电化学生物传感器是一类以电极作为信号转换器,以电位或电流加以测量的生物传感器,主要由分子识别和信息转换部件两部分组合构成。电化学体系借助电极实现电能的输入或输出,从而获得电极表面修饰物质的电信号。电化学研究中常用三电极体系,包括工作电极、辅助电极(也称对电极)和参比电极。电流流经工作电极和辅助电极,工作电极所测得的电位是相对于参比电极而言。电化学方法作为一类分析检测方法,具有设备低廉、灵敏度高、简便快捷等优点。
发明内容
本发明的目的之一是提供一种检测谷胱甘肽的电化学生物传感器,该传感器通过对电极表面铜纳米簇的定量分析,实现对于谷胱甘肽的间接检测。
本发明的目的之二在于提供该传感器的制备方法。
为达到上述目的,本发明采用如下机理:设计一条DNA单链P1,其3'末端含有巯基,可以通过金-巯共价键的作用自组装在金电极表面;另外设计一条与P1单链碱基完全互补的DNA单链P2,两者杂交形成双链,成为铜纳米簇在电极表面合成的模板。在还原剂存在的条件下,溶液中的二价铜离子被还原成一价亚铜离子,后者发生歧化反应转变成二价铜离子和零价铜原子,而零价铜原子可以在电极表面固定的双链DNA的大沟位置发生富集并最终形成铜纳米簇。利用盐酸将合成的铜纳米簇氧化溶解,并使用电化学技术进行检测,可以实现对电极表面铜纳米簇的定量表征。另一方面,谷胱甘肽可以特异性地结合溶液中的铜离子,从而抑制铜离子的还原过程,最终导致电极表面合成的铜纳米簇的数量减少。利用电化学技术对铜纳米簇进行定量表征时所得到的电化学信号也相应变小,通过分析电化学信号改变的多少,我们就可以计算得到谷胱甘肽的浓度。
根据上述机理,本发明采用如下技术方案:
一种检测谷胱甘肽的电化学生物传感器,为三电极体系传感器,其中对电极是铂电极,参比电极是饱和甘汞电极,工作电极为金电极,其特征在于所述的金电极上修饰有能够作为铜纳米簇合成模板的DNA双链,且该双链互补结构。
上述的DNA双链由P1、P2链杂交形成,其中P1链的序列为:5'-TACTCATACGCTCATACGTTCATCACGACTAAAAA-C6-SH-3',P2链的序列为:5'- AGTCGTGATGAACGTATGAGCGTATGAGTA-3'。

☆ ☆ ☆ ☆

接着上文关于检测谷胱甘肽的电化学生物传感器的阅读材料，从其最后一句之后往下续写。

[页面版面分割数据]
☆ ☆ ☆ ☆

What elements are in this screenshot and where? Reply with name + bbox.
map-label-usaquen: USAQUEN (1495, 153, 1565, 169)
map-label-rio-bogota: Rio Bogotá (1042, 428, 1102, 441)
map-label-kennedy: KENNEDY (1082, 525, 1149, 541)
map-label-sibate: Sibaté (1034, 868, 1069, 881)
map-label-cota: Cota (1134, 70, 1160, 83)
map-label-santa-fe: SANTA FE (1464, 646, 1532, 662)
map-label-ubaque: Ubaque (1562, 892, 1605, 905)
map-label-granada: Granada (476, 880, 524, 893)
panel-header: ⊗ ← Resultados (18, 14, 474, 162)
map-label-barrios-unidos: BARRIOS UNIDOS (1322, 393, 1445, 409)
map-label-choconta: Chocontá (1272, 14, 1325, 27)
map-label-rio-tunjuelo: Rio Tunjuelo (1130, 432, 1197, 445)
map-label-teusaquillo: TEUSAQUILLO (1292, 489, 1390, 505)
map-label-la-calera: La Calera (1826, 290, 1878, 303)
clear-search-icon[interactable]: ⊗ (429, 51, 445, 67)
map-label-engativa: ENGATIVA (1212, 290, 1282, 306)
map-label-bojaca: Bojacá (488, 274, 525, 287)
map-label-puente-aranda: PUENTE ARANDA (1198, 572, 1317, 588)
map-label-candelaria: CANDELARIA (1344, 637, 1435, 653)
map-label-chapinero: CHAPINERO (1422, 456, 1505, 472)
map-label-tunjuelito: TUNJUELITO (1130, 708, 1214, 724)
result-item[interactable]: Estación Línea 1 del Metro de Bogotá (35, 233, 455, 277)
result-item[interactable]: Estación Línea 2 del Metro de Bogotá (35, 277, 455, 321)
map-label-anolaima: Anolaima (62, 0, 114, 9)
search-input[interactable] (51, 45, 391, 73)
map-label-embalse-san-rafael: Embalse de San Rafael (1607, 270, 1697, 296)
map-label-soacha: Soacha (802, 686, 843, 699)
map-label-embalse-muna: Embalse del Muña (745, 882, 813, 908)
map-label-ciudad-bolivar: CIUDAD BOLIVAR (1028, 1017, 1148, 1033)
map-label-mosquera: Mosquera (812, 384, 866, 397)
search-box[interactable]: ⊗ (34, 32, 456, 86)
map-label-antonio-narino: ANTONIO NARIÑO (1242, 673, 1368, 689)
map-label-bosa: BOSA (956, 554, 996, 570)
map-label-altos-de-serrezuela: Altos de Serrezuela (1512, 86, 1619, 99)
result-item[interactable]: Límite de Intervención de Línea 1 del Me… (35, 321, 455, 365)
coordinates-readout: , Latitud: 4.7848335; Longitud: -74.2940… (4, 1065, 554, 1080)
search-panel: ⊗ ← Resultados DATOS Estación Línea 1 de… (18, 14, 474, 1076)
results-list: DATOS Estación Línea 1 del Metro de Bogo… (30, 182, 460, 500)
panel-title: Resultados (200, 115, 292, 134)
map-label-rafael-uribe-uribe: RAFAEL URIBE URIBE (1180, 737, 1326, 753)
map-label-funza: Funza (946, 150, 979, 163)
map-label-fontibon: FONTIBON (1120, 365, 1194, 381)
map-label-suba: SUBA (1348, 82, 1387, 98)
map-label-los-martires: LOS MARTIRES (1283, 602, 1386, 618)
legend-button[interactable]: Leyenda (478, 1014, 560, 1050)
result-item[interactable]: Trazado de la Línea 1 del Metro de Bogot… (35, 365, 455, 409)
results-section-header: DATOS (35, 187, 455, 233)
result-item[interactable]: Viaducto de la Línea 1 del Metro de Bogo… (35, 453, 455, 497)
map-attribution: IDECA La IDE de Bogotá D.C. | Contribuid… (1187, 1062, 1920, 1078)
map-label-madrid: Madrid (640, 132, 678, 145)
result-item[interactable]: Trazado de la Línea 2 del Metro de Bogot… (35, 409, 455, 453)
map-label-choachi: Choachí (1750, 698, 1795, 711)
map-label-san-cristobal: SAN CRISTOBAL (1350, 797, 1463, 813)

☆ ☆ ☆ ☆

● 完成结果:
上述序列的设计原则是在实验过程中P1-P2杂交链可以在电极表面保持稳定的双链结构,且双链长度不少于30个碱基(T-A碱基对的比例大于50%),以保证铜纳米簇合成的效率。一旦DNA的序列被设计出来,其制备或化学合成将交由专业的核酸合成公司完成。
一种根据上述的检测谷胱甘肽的生物传感器的制备方法,其特征在于制备该传感器的工作电极,具体步骤为:
a)将处理过的金电极置于0.5MH2SO4中,在0~1.6V电压范围内进行循环伏安扫描,扫速设置为100 mV/s,直至达到稳定;吹干待用;
b)将步骤a所得金电极浸没在DNA固定缓冲溶液中,室温下静置15~18小时后,再浸没在1 mM 巯基己醇水溶液中避光反应0.5~2.0小时,用超纯水冲洗,吹干,即得到第一根链修饰的金电极;所述的DNA固定缓冲溶液中含有浓度为1 μM的第一根链、10 mM 的Tris-HCl、1 mM的 EDTA、10 mM的TCEP以及0.1 M的NaCl,溶液的pH值为7.4;
c)将步骤b所得的经第一根链修饰的金电极浸没在DNA杂交缓冲液中,4℃静置1~2小时后用超纯水冲洗,吹干,即得到完备的双链DNA修饰的金电极;所述的DNA杂交缓冲溶液为10 mM pH 7.4的磷酸盐缓冲液,其中含有浓度为1 μM的第二根链和1 M的NaCl。
上述的金电极的处理方法的具体步骤为:在待处理的金电极表面滴20 μL水虎鱼溶液,即浓硫酸﹕过氧化氢的体积比为3﹕1,反应2分钟,用超纯水冲洗干净,氮气吹干;将金电极在5000目砂纸上打磨2分钟之后,在含有粒度分别为1 μm、0.3 μm、0.05 μm的氧化铝的砂浆的丝绸上依次抛光至镜面,然后在乙醇、超纯水中依次超声2分钟,除去杂质。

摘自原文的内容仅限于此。